#### [SHORT EXERCISE]
Extract every line that includes the string "text".

#### [PROVIDED MATERIAL]
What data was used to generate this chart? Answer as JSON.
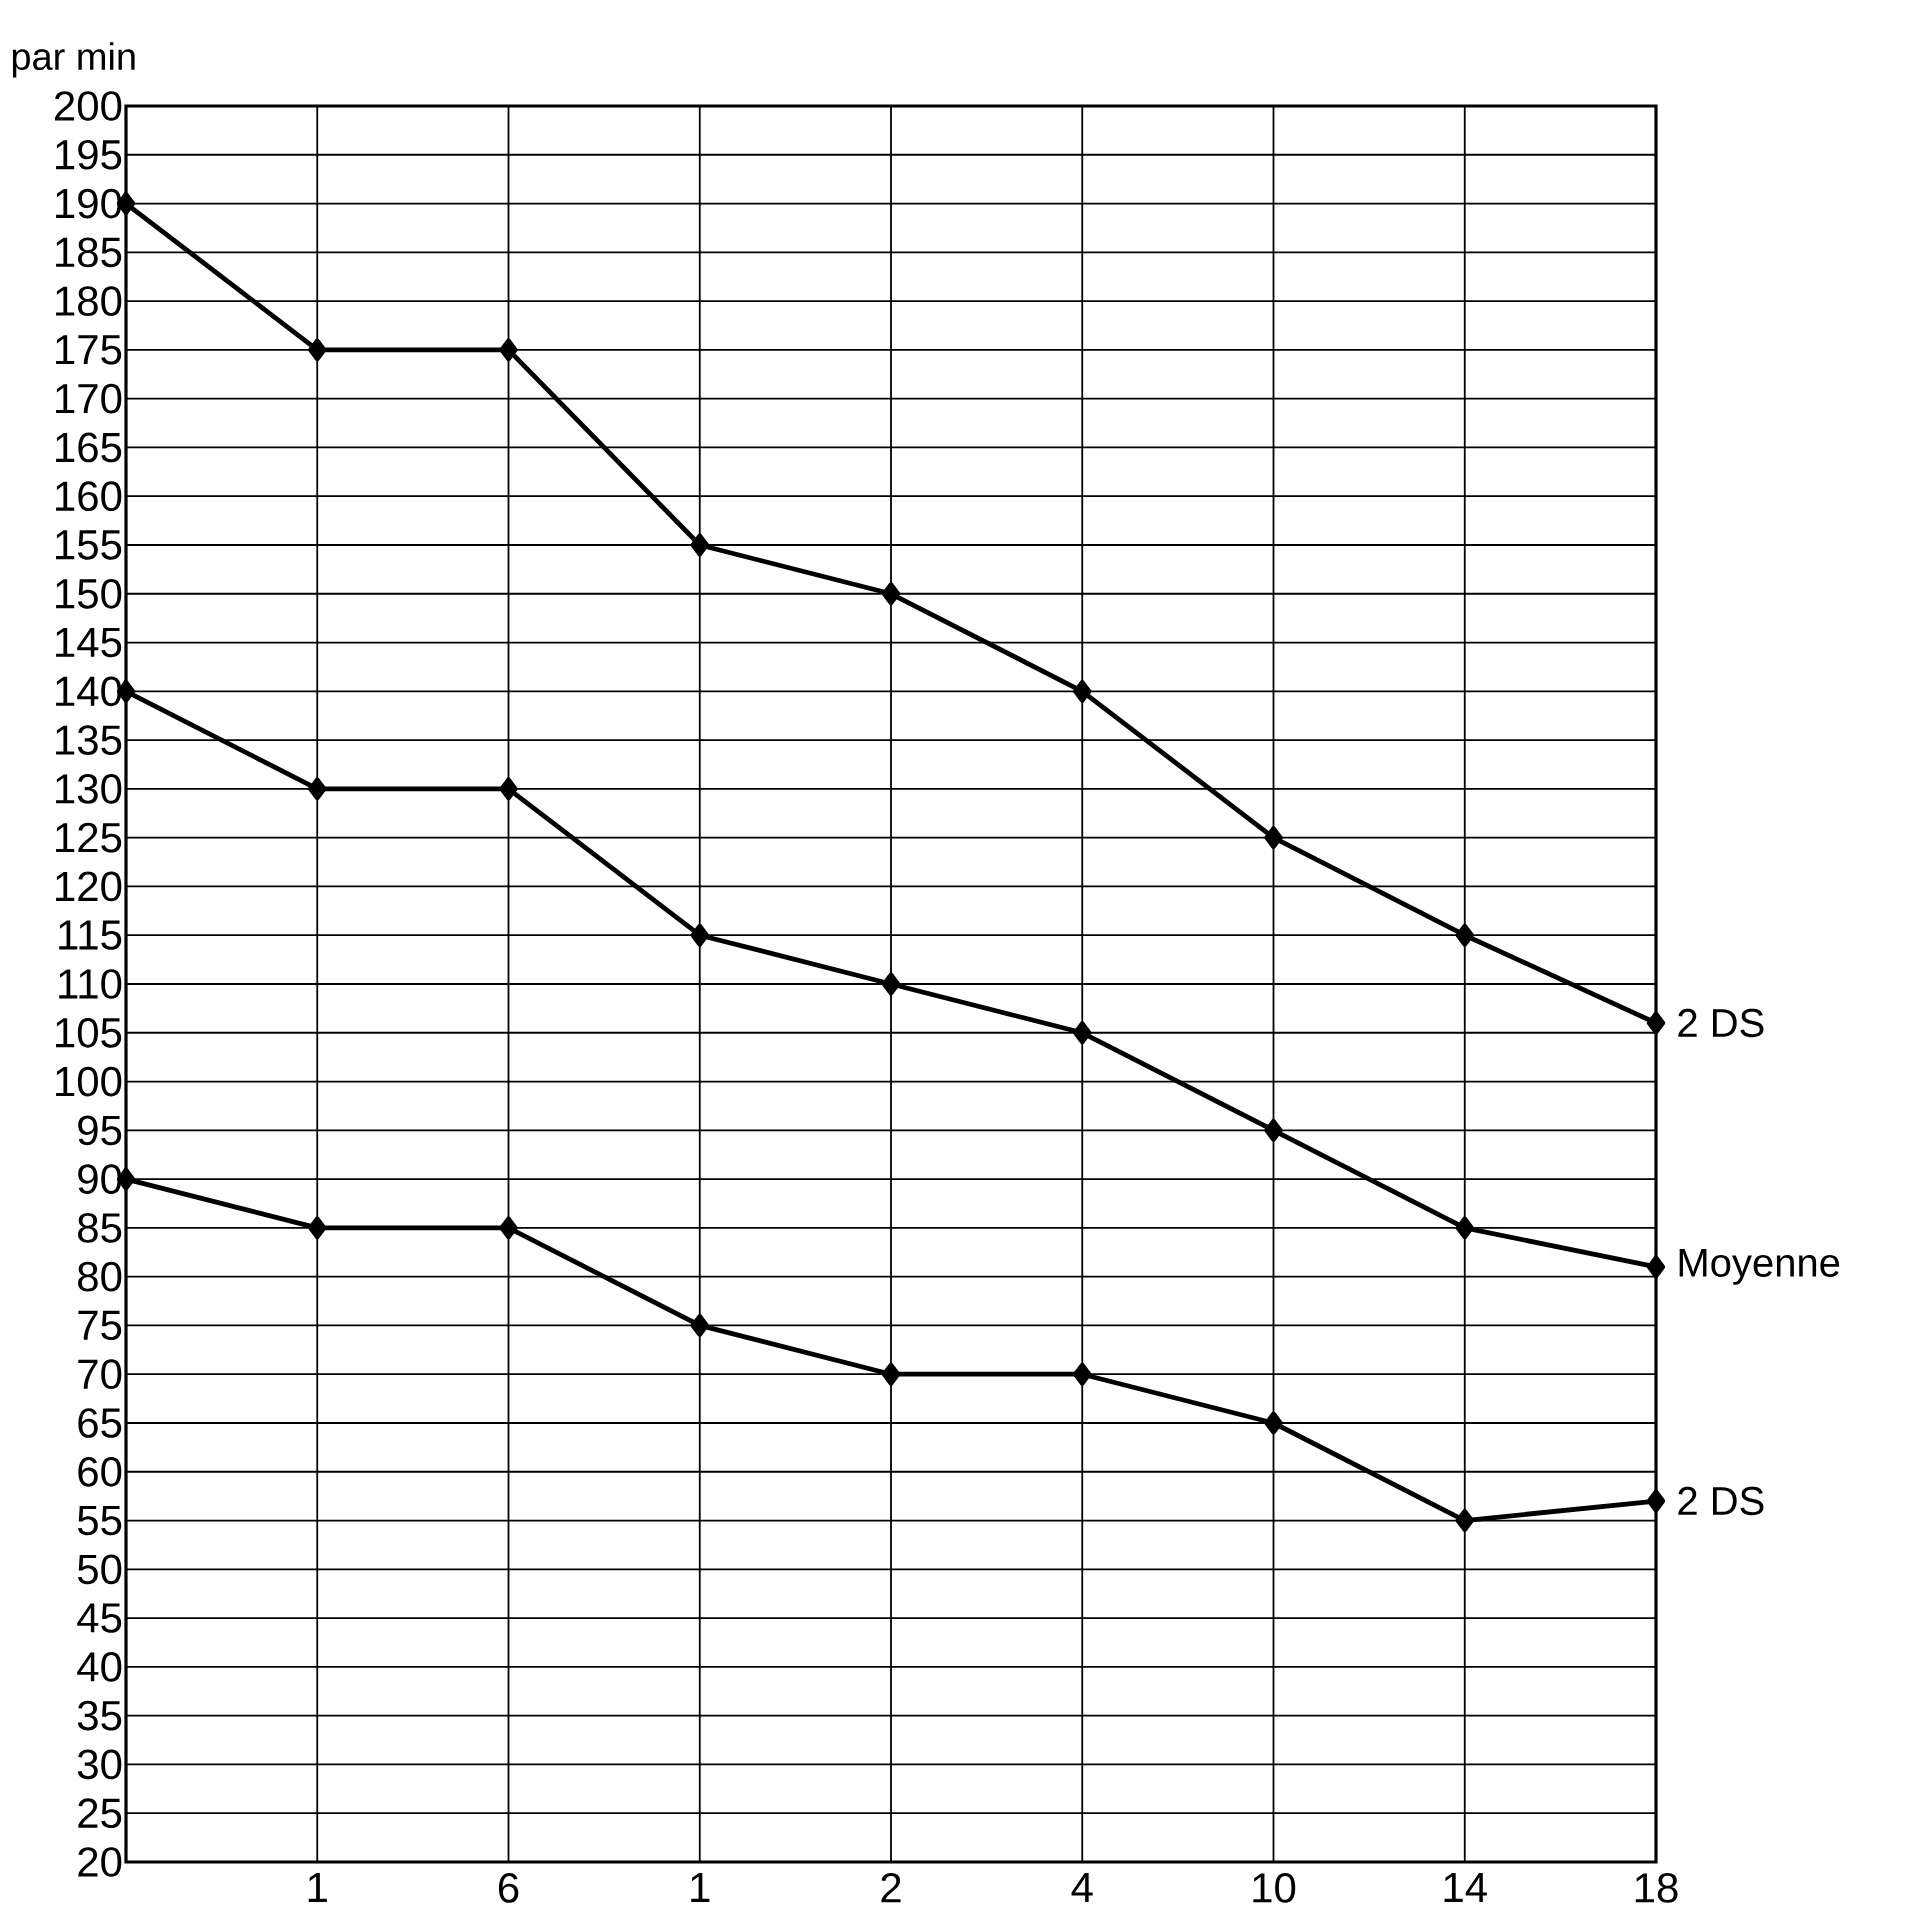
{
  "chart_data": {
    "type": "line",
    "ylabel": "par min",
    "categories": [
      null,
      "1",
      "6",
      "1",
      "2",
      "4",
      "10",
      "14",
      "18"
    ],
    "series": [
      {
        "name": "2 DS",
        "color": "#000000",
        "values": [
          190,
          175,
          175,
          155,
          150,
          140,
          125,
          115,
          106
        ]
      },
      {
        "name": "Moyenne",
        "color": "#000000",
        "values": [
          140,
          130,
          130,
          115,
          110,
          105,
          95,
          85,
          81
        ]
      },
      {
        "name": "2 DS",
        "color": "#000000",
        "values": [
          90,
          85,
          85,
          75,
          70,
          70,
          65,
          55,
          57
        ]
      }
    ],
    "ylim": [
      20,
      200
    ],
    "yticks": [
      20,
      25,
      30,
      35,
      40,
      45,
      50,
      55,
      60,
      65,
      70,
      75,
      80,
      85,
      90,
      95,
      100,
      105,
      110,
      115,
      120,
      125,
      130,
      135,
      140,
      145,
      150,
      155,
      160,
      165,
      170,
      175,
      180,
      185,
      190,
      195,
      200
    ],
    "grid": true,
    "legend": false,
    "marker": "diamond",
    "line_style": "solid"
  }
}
--
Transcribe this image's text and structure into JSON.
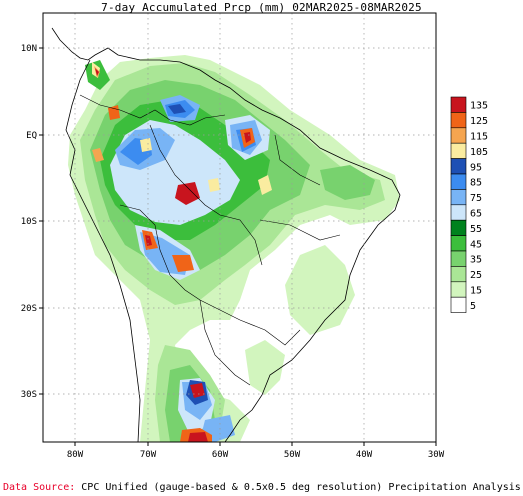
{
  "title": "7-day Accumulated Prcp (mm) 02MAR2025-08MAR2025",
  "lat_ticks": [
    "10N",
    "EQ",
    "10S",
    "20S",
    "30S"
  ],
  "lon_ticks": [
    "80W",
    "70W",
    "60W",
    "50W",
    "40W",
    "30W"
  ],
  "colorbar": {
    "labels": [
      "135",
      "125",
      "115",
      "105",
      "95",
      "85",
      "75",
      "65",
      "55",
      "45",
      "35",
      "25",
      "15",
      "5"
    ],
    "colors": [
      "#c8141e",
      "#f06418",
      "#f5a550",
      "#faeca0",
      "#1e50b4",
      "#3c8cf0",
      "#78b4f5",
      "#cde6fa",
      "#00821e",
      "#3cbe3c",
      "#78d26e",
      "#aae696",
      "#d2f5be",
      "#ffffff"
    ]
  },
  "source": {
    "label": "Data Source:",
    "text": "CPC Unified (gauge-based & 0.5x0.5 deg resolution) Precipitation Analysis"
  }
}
* * *
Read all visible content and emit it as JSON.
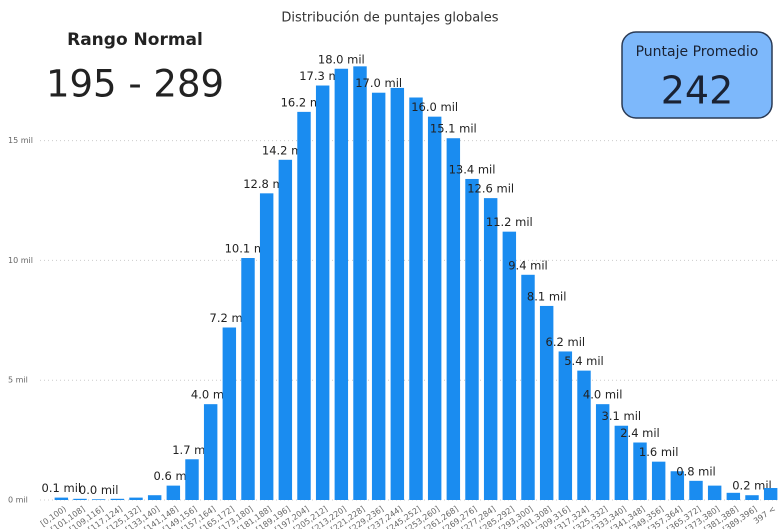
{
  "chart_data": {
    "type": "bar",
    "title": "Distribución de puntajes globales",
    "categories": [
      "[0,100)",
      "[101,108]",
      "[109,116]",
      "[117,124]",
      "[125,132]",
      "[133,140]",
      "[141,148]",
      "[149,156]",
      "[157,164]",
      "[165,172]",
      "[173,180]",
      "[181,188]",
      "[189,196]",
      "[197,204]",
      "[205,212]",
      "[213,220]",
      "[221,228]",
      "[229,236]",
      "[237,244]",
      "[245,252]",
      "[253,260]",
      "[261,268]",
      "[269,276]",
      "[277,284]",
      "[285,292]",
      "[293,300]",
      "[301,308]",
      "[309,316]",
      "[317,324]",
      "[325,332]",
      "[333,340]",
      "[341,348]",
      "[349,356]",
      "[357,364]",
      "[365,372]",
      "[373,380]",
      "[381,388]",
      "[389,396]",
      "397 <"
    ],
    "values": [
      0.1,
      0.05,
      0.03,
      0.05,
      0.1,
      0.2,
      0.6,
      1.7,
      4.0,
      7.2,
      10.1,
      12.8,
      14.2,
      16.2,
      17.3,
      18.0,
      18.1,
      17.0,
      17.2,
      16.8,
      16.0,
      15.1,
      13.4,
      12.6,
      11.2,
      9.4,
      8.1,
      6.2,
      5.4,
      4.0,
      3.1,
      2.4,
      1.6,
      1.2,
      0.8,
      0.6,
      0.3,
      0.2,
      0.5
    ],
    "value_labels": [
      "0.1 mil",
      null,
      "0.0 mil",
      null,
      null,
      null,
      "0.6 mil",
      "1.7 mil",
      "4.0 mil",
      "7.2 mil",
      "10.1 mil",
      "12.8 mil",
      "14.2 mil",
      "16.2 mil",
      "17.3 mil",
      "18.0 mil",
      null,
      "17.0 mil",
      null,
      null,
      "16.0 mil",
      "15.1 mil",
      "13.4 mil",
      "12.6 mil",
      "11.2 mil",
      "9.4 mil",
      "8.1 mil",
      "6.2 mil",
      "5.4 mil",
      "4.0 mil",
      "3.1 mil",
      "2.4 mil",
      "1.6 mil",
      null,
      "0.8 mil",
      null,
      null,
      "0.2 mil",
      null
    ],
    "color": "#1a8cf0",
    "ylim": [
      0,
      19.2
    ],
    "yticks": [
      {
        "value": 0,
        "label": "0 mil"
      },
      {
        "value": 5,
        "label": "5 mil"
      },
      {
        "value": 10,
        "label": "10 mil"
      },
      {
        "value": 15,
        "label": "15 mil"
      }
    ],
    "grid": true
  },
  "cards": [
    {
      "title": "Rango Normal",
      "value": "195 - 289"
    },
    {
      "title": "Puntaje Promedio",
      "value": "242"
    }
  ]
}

#### [RESULT BELOW]
Transcribe this image's text and structure into JSON.
    "text": "CPC Unified (gauge-based & 0.5x0.5 deg resolution) Precipitation Analysis"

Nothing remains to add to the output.